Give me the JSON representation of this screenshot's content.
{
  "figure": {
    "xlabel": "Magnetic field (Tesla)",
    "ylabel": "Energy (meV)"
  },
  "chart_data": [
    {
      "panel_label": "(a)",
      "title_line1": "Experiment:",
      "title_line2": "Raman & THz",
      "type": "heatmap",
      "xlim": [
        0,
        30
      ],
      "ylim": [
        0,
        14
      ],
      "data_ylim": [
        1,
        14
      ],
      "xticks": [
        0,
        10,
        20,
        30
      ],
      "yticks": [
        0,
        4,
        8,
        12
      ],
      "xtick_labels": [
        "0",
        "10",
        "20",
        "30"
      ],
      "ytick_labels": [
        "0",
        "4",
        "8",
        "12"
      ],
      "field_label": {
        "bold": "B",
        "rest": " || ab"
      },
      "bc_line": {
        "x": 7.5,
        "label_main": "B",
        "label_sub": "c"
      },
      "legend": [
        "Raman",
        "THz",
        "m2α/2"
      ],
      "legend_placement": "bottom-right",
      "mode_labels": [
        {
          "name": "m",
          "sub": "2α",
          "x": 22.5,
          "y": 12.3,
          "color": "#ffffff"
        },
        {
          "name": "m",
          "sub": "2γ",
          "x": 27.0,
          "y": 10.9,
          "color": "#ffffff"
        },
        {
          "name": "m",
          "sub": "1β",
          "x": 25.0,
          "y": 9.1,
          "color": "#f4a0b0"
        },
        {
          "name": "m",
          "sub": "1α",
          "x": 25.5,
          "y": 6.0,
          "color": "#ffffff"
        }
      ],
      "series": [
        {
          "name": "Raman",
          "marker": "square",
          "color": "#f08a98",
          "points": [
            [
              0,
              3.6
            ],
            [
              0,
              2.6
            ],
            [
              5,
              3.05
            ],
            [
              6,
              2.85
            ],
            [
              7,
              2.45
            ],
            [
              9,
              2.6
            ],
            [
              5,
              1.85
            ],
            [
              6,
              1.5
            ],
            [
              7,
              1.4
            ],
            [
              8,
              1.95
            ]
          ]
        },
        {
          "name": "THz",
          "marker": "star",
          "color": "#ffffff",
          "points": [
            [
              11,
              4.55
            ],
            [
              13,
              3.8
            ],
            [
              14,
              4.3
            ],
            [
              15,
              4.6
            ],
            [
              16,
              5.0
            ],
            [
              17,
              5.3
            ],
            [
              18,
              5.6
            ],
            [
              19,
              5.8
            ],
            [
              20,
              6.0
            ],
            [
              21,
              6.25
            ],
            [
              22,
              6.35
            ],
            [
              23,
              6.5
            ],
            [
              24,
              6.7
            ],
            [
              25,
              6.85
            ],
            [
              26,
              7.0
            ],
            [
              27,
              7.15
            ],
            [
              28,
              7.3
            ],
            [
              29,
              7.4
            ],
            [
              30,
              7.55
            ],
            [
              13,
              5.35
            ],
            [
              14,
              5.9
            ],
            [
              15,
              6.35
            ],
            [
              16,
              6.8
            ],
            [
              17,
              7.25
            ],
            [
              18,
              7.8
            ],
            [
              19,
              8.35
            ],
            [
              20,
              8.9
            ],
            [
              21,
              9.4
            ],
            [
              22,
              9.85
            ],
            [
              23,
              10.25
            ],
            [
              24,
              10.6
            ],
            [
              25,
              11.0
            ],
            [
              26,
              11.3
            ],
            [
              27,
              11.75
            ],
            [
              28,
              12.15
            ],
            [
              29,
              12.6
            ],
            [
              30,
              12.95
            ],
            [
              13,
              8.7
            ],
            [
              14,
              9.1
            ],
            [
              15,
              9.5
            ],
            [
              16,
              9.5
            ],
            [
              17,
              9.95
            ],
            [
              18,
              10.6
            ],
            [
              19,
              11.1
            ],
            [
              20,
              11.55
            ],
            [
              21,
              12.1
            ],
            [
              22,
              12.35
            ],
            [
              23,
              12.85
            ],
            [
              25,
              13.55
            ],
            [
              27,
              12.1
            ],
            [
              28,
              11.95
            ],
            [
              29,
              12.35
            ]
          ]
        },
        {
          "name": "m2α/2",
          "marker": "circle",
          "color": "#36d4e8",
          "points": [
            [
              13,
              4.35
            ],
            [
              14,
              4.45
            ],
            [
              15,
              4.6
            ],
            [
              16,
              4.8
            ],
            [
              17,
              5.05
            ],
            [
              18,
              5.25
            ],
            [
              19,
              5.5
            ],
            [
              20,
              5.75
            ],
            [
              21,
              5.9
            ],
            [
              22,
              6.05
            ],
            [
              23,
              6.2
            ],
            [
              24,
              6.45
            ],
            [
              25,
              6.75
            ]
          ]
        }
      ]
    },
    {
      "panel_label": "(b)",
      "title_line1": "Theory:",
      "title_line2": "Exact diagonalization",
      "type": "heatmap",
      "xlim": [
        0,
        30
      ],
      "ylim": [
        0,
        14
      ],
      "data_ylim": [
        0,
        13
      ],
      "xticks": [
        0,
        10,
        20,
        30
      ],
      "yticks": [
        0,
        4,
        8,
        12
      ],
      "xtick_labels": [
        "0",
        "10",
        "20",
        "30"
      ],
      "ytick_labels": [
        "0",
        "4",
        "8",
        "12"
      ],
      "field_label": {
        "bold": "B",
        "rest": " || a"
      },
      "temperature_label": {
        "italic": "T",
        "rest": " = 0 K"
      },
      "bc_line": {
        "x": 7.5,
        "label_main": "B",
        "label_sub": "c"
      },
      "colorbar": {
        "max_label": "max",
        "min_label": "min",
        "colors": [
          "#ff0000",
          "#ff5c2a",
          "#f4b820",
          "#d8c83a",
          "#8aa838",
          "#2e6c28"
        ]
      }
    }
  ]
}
########
WHAT THE TASK ASKS:
Provide an exact reproduction of all the entries shown above.

REPLY:
Give me the JSON representation of this screenshot's content.
{
  "figure": {
    "xlabel": "Magnetic field (Tesla)",
    "ylabel": "Energy (meV)"
  },
  "chart_data": [
    {
      "panel_label": "(a)",
      "title_line1": "Experiment:",
      "title_line2": "Raman & THz",
      "type": "heatmap",
      "xlim": [
        0,
        30
      ],
      "ylim": [
        0,
        14
      ],
      "data_ylim": [
        1,
        14
      ],
      "xticks": [
        0,
        10,
        20,
        30
      ],
      "yticks": [
        0,
        4,
        8,
        12
      ],
      "xtick_labels": [
        "0",
        "10",
        "20",
        "30"
      ],
      "ytick_labels": [
        "0",
        "4",
        "8",
        "12"
      ],
      "field_label": {
        "bold": "B",
        "rest": " || ab"
      },
      "bc_line": {
        "x": 7.5,
        "label_main": "B",
        "label_sub": "c"
      },
      "legend": [
        "Raman",
        "THz",
        "m2α/2"
      ],
      "legend_placement": "bottom-right",
      "mode_labels": [
        {
          "name": "m",
          "sub": "2α",
          "x": 22.5,
          "y": 12.3,
          "color": "#ffffff"
        },
        {
          "name": "m",
          "sub": "2γ",
          "x": 27.0,
          "y": 10.9,
          "color": "#ffffff"
        },
        {
          "name": "m",
          "sub": "1β",
          "x": 25.0,
          "y": 9.1,
          "color": "#f4a0b0"
        },
        {
          "name": "m",
          "sub": "1α",
          "x": 25.5,
          "y": 6.0,
          "color": "#ffffff"
        }
      ],
      "series": [
        {
          "name": "Raman",
          "marker": "square",
          "color": "#f08a98",
          "points": [
            [
              0,
              3.6
            ],
            [
              0,
              2.6
            ],
            [
              5,
              3.05
            ],
            [
              6,
              2.85
            ],
            [
              7,
              2.45
            ],
            [
              9,
              2.6
            ],
            [
              5,
              1.85
            ],
            [
              6,
              1.5
            ],
            [
              7,
              1.4
            ],
            [
              8,
              1.95
            ]
          ]
        },
        {
          "name": "THz",
          "marker": "star",
          "color": "#ffffff",
          "points": [
            [
              11,
              4.55
            ],
            [
              13,
              3.8
            ],
            [
              14,
              4.3
            ],
            [
              15,
              4.6
            ],
            [
              16,
              5.0
            ],
            [
              17,
              5.3
            ],
            [
              18,
              5.6
            ],
            [
              19,
              5.8
            ],
            [
              20,
              6.0
            ],
            [
              21,
              6.25
            ],
            [
              22,
              6.35
            ],
            [
              23,
              6.5
            ],
            [
              24,
              6.7
            ],
            [
              25,
              6.85
            ],
            [
              26,
              7.0
            ],
            [
              27,
              7.15
            ],
            [
              28,
              7.3
            ],
            [
              29,
              7.4
            ],
            [
              30,
              7.55
            ],
            [
              13,
              5.35
            ],
            [
              14,
              5.9
            ],
            [
              15,
              6.35
            ],
            [
              16,
              6.8
            ],
            [
              17,
              7.25
            ],
            [
              18,
              7.8
            ],
            [
              19,
              8.35
            ],
            [
              20,
              8.9
            ],
            [
              21,
              9.4
            ],
            [
              22,
              9.85
            ],
            [
              23,
              10.25
            ],
            [
              24,
              10.6
            ],
            [
              25,
              11.0
            ],
            [
              26,
              11.3
            ],
            [
              27,
              11.75
            ],
            [
              28,
              12.15
            ],
            [
              29,
              12.6
            ],
            [
              30,
              12.95
            ],
            [
              13,
              8.7
            ],
            [
              14,
              9.1
            ],
            [
              15,
              9.5
            ],
            [
              16,
              9.5
            ],
            [
              17,
              9.95
            ],
            [
              18,
              10.6
            ],
            [
              19,
              11.1
            ],
            [
              20,
              11.55
            ],
            [
              21,
              12.1
            ],
            [
              22,
              12.35
            ],
            [
              23,
              12.85
            ],
            [
              25,
              13.55
            ],
            [
              27,
              12.1
            ],
            [
              28,
              11.95
            ],
            [
              29,
              12.35
            ]
          ]
        },
        {
          "name": "m2α/2",
          "marker": "circle",
          "color": "#36d4e8",
          "points": [
            [
              13,
              4.35
            ],
            [
              14,
              4.45
            ],
            [
              15,
              4.6
            ],
            [
              16,
              4.8
            ],
            [
              17,
              5.05
            ],
            [
              18,
              5.25
            ],
            [
              19,
              5.5
            ],
            [
              20,
              5.75
            ],
            [
              21,
              5.9
            ],
            [
              22,
              6.05
            ],
            [
              23,
              6.2
            ],
            [
              24,
              6.45
            ],
            [
              25,
              6.75
            ]
          ]
        }
      ]
    },
    {
      "panel_label": "(b)",
      "title_line1": "Theory:",
      "title_line2": "Exact diagonalization",
      "type": "heatmap",
      "xlim": [
        0,
        30
      ],
      "ylim": [
        0,
        14
      ],
      "data_ylim": [
        0,
        13
      ],
      "xticks": [
        0,
        10,
        20,
        30
      ],
      "yticks": [
        0,
        4,
        8,
        12
      ],
      "xtick_labels": [
        "0",
        "10",
        "20",
        "30"
      ],
      "ytick_labels": [
        "0",
        "4",
        "8",
        "12"
      ],
      "field_label": {
        "bold": "B",
        "rest": " || a"
      },
      "temperature_label": {
        "italic": "T",
        "rest": " = 0 K"
      },
      "bc_line": {
        "x": 7.5,
        "label_main": "B",
        "label_sub": "c"
      },
      "colorbar": {
        "max_label": "max",
        "min_label": "min",
        "colors": [
          "#ff0000",
          "#ff5c2a",
          "#f4b820",
          "#d8c83a",
          "#8aa838",
          "#2e6c28"
        ]
      }
    }
  ]
}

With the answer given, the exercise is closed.